## Extracts from a graphics dataset
== == ==

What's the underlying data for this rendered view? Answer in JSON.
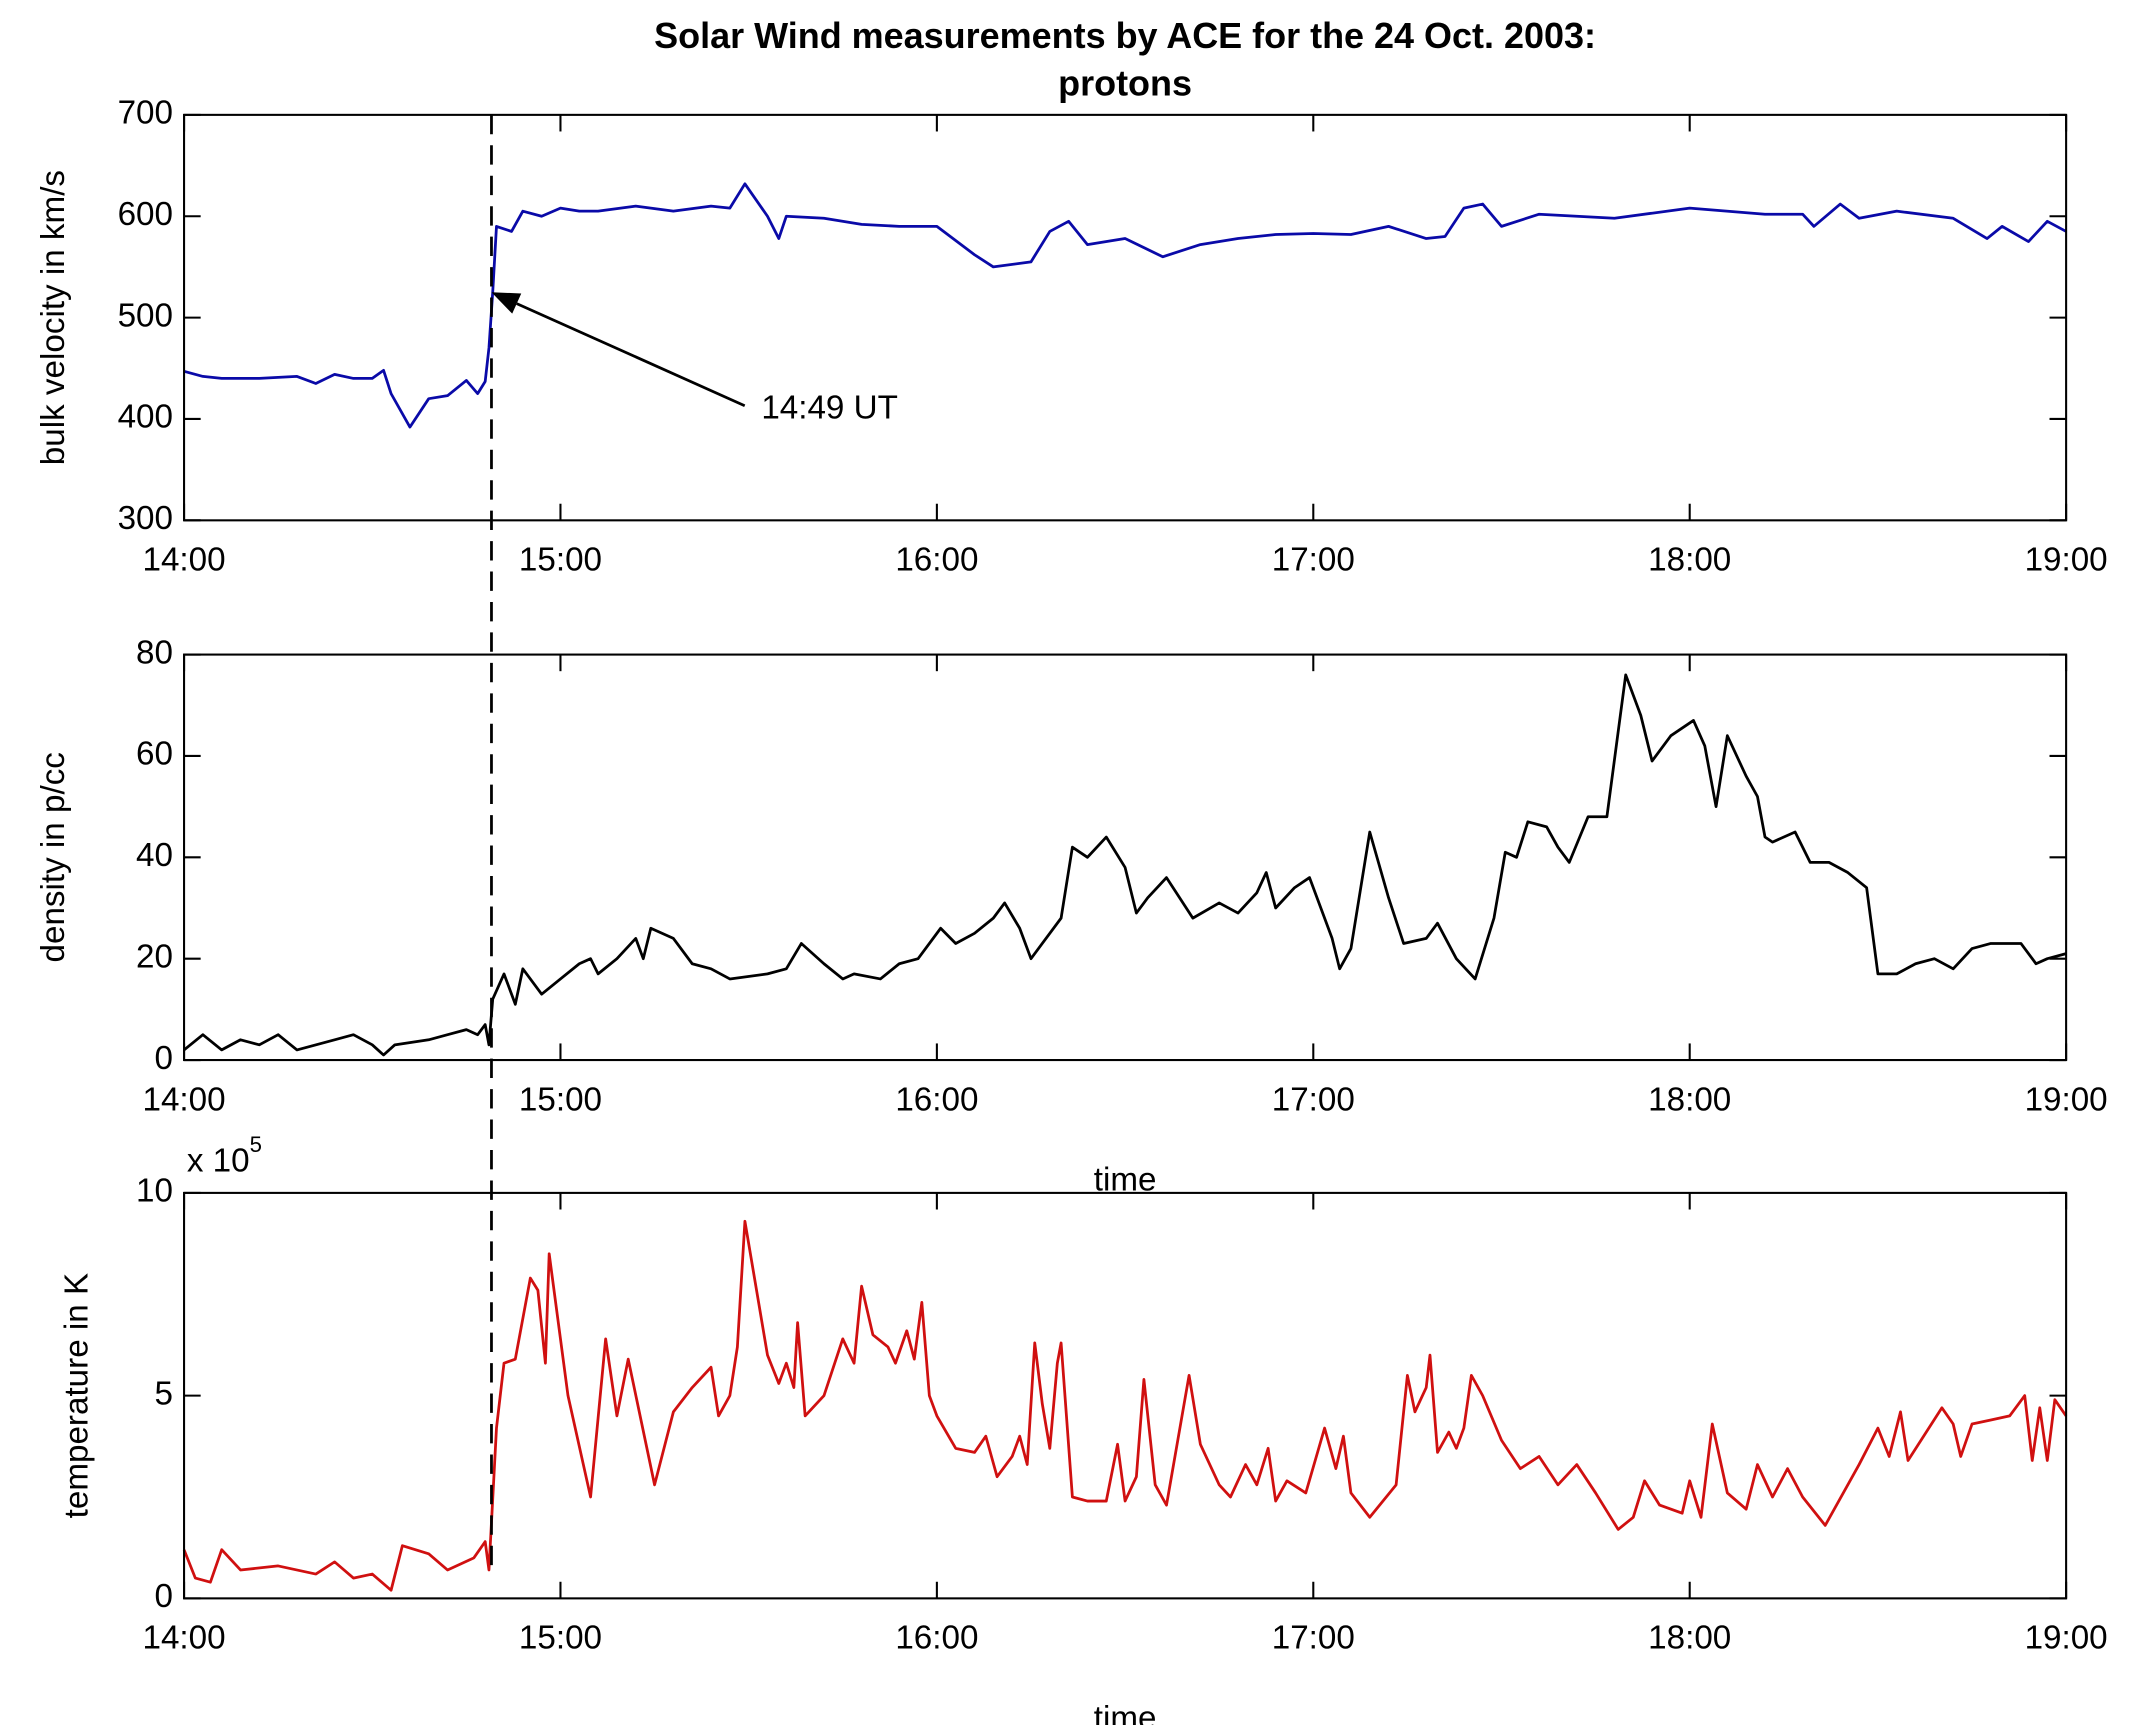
{
  "chart_data": [
    {
      "type": "line",
      "title_lines": [
        "Solar Wind measurements by ACE for the 24 Oct. 2003:",
        "protons"
      ],
      "ylabel": "bulk velocity in km/s",
      "color": "#0a0aa8",
      "xlim": [
        14,
        19
      ],
      "xticks": [
        {
          "value": 14,
          "label": "14:00"
        },
        {
          "value": 15,
          "label": "15:00"
        },
        {
          "value": 16,
          "label": "16:00"
        },
        {
          "value": 17,
          "label": "17:00"
        },
        {
          "value": 18,
          "label": "18:00"
        },
        {
          "value": 19,
          "label": "19:00"
        }
      ],
      "ylim": [
        300,
        700
      ],
      "yticks": [
        300,
        400,
        500,
        600,
        700
      ],
      "annotation": {
        "text": "14:49 UT",
        "x": 14.8167,
        "y": 525
      },
      "x": [
        14.0,
        14.05,
        14.1,
        14.2,
        14.3,
        14.35,
        14.4,
        14.45,
        14.5,
        14.53,
        14.55,
        14.6,
        14.65,
        14.7,
        14.75,
        14.78,
        14.8,
        14.81,
        14.82,
        14.83,
        14.87,
        14.9,
        14.95,
        15.0,
        15.05,
        15.1,
        15.2,
        15.3,
        15.4,
        15.45,
        15.49,
        15.55,
        15.58,
        15.6,
        15.7,
        15.8,
        15.9,
        16.0,
        16.1,
        16.15,
        16.25,
        16.3,
        16.35,
        16.4,
        16.5,
        16.6,
        16.7,
        16.8,
        16.9,
        17.0,
        17.1,
        17.2,
        17.3,
        17.35,
        17.4,
        17.45,
        17.5,
        17.6,
        17.7,
        17.8,
        18.0,
        18.2,
        18.3,
        18.33,
        18.4,
        18.45,
        18.55,
        18.7,
        18.79,
        18.83,
        18.9,
        18.95,
        19.0
      ],
      "values": [
        447,
        442,
        440,
        440,
        442,
        435,
        444,
        440,
        440,
        448,
        425,
        392,
        420,
        423,
        438,
        425,
        437,
        470,
        525,
        590,
        585,
        605,
        600,
        608,
        605,
        605,
        610,
        605,
        610,
        608,
        632,
        600,
        578,
        600,
        598,
        592,
        590,
        590,
        562,
        550,
        555,
        585,
        595,
        572,
        578,
        560,
        572,
        578,
        582,
        583,
        582,
        590,
        578,
        580,
        608,
        612,
        590,
        602,
        600,
        598,
        608,
        602,
        602,
        590,
        612,
        598,
        605,
        598,
        578,
        590,
        575,
        595,
        585
      ]
    },
    {
      "type": "line",
      "ylabel": "density in p/cc",
      "xlabel": "time",
      "color": "#000000",
      "xlim": [
        14,
        19
      ],
      "xticks": [
        {
          "value": 14,
          "label": "14:00"
        },
        {
          "value": 15,
          "label": "15:00"
        },
        {
          "value": 16,
          "label": "16:00"
        },
        {
          "value": 17,
          "label": "17:00"
        },
        {
          "value": 18,
          "label": "18:00"
        },
        {
          "value": 19,
          "label": "19:00"
        }
      ],
      "ylim": [
        0,
        80
      ],
      "yticks": [
        0,
        20,
        40,
        60,
        80
      ],
      "x": [
        14.0,
        14.05,
        14.1,
        14.15,
        14.2,
        14.25,
        14.3,
        14.4,
        14.45,
        14.5,
        14.53,
        14.56,
        14.65,
        14.7,
        14.75,
        14.78,
        14.8,
        14.81,
        14.82,
        14.85,
        14.88,
        14.9,
        14.95,
        15.0,
        15.05,
        15.08,
        15.1,
        15.15,
        15.2,
        15.22,
        15.24,
        15.3,
        15.35,
        15.4,
        15.45,
        15.55,
        15.6,
        15.64,
        15.7,
        15.75,
        15.78,
        15.85,
        15.9,
        15.95,
        16.01,
        16.05,
        16.1,
        16.15,
        16.18,
        16.22,
        16.25,
        16.28,
        16.33,
        16.36,
        16.4,
        16.45,
        16.5,
        16.53,
        16.56,
        16.61,
        16.68,
        16.75,
        16.8,
        16.85,
        16.875,
        16.9,
        16.95,
        16.99,
        17.05,
        17.07,
        17.1,
        17.15,
        17.2,
        17.24,
        17.3,
        17.33,
        17.38,
        17.43,
        17.48,
        17.51,
        17.54,
        17.57,
        17.62,
        17.65,
        17.68,
        17.73,
        17.78,
        17.83,
        17.87,
        17.9,
        17.95,
        18.01,
        18.04,
        18.07,
        18.1,
        18.15,
        18.18,
        18.2,
        18.22,
        18.28,
        18.32,
        18.37,
        18.42,
        18.47,
        18.5,
        18.55,
        18.6,
        18.65,
        18.7,
        18.75,
        18.8,
        18.88,
        18.92,
        18.95,
        19.0
      ],
      "values": [
        2,
        5,
        2,
        4,
        3,
        5,
        2,
        4,
        5,
        3,
        1,
        3,
        4,
        5,
        6,
        5,
        7,
        3,
        12,
        17,
        11,
        18,
        13,
        16,
        19,
        20,
        17,
        20,
        24,
        20,
        26,
        24,
        19,
        18,
        16,
        17,
        18,
        23,
        19,
        16,
        17,
        16,
        19,
        20,
        26,
        23,
        25,
        28,
        31,
        26,
        20,
        23,
        28,
        42,
        40,
        44,
        38,
        29,
        32,
        36,
        28,
        31,
        29,
        33,
        37,
        30,
        34,
        36,
        24,
        18,
        22,
        45,
        32,
        23,
        24,
        27,
        20,
        16,
        28,
        41,
        40,
        47,
        46,
        42,
        39,
        48,
        48,
        76,
        68,
        59,
        64,
        67,
        62,
        50,
        64,
        56,
        52,
        44,
        43,
        45,
        39,
        39,
        37,
        34,
        17,
        17,
        19,
        20,
        18,
        22,
        23,
        23,
        19,
        20,
        21
      ]
    },
    {
      "type": "line",
      "ylabel": "temperature in K",
      "xlabel": "time",
      "y_multiplier": {
        "base": "x 10",
        "exponent": "5"
      },
      "color": "#d01010",
      "xlim": [
        14,
        19
      ],
      "xticks": [
        {
          "value": 14,
          "label": "14:00"
        },
        {
          "value": 15,
          "label": "15:00"
        },
        {
          "value": 16,
          "label": "16:00"
        },
        {
          "value": 17,
          "label": "17:00"
        },
        {
          "value": 18,
          "label": "18:00"
        },
        {
          "value": 19,
          "label": "19:00"
        }
      ],
      "ylim": [
        0,
        10
      ],
      "yticks": [
        0,
        5,
        10
      ],
      "x": [
        14.0,
        14.03,
        14.07,
        14.1,
        14.15,
        14.25,
        14.35,
        14.4,
        14.45,
        14.5,
        14.55,
        14.58,
        14.65,
        14.7,
        14.77,
        14.8,
        14.81,
        14.83,
        14.85,
        14.88,
        14.92,
        14.94,
        14.96,
        14.97,
        15.02,
        15.08,
        15.12,
        15.15,
        15.18,
        15.25,
        15.3,
        15.35,
        15.4,
        15.42,
        15.45,
        15.47,
        15.49,
        15.55,
        15.58,
        15.6,
        15.62,
        15.63,
        15.65,
        15.7,
        15.75,
        15.78,
        15.8,
        15.83,
        15.87,
        15.89,
        15.92,
        15.94,
        15.96,
        15.98,
        16.0,
        16.05,
        16.1,
        16.13,
        16.16,
        16.2,
        16.22,
        16.24,
        16.26,
        16.28,
        16.3,
        16.32,
        16.33,
        16.36,
        16.4,
        16.45,
        16.48,
        16.5,
        16.53,
        16.55,
        16.58,
        16.61,
        16.67,
        16.7,
        16.75,
        16.78,
        16.82,
        16.85,
        16.88,
        16.9,
        16.93,
        16.98,
        17.03,
        17.06,
        17.08,
        17.1,
        17.15,
        17.22,
        17.25,
        17.27,
        17.3,
        17.31,
        17.33,
        17.36,
        17.38,
        17.4,
        17.42,
        17.45,
        17.5,
        17.55,
        17.6,
        17.65,
        17.7,
        17.75,
        17.81,
        17.85,
        17.88,
        17.92,
        17.98,
        18.0,
        18.03,
        18.06,
        18.1,
        18.15,
        18.18,
        18.22,
        18.26,
        18.3,
        18.36,
        18.45,
        18.5,
        18.53,
        18.56,
        18.58,
        18.67,
        18.7,
        18.72,
        18.75,
        18.8,
        18.85,
        18.89,
        18.91,
        18.93,
        18.95,
        18.97,
        19.0
      ],
      "values": [
        1.2,
        0.5,
        0.4,
        1.2,
        0.7,
        0.8,
        0.6,
        0.9,
        0.5,
        0.6,
        0.2,
        1.3,
        1.1,
        0.7,
        1.0,
        1.4,
        0.7,
        4.2,
        5.8,
        5.9,
        7.9,
        7.6,
        5.8,
        8.5,
        5.0,
        2.5,
        6.4,
        4.5,
        5.9,
        2.8,
        4.6,
        5.2,
        5.7,
        4.5,
        5.0,
        6.2,
        9.3,
        6.0,
        5.3,
        5.8,
        5.2,
        6.8,
        4.5,
        5.0,
        6.4,
        5.8,
        7.7,
        6.5,
        6.2,
        5.8,
        6.6,
        5.9,
        7.3,
        5.0,
        4.5,
        3.7,
        3.6,
        4.0,
        3.0,
        3.5,
        4.0,
        3.3,
        6.3,
        4.8,
        3.7,
        5.8,
        6.3,
        2.5,
        2.4,
        2.4,
        3.8,
        2.4,
        3.0,
        5.4,
        2.8,
        2.3,
        5.5,
        3.8,
        2.8,
        2.5,
        3.3,
        2.8,
        3.7,
        2.4,
        2.9,
        2.6,
        4.2,
        3.2,
        4.0,
        2.6,
        2.0,
        2.8,
        5.5,
        4.6,
        5.2,
        6.0,
        3.6,
        4.1,
        3.7,
        4.2,
        5.5,
        5.0,
        3.9,
        3.2,
        3.5,
        2.8,
        3.3,
        2.6,
        1.7,
        2.0,
        2.9,
        2.3,
        2.1,
        2.9,
        2.0,
        4.3,
        2.6,
        2.2,
        3.3,
        2.5,
        3.2,
        2.5,
        1.8,
        3.3,
        4.2,
        3.5,
        4.6,
        3.4,
        4.7,
        4.3,
        3.5,
        4.3,
        4.4,
        4.5,
        5.0,
        3.4,
        4.7,
        3.4,
        4.9,
        4.5
      ]
    }
  ]
}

== == ==

## PROBLEM
Copy out every line of the material above that mentions the word "color".

## SOLUTION FOR THIS TASK
      "color": "#0a0aa8",
      "color": "#000000",
      "color": "#d01010",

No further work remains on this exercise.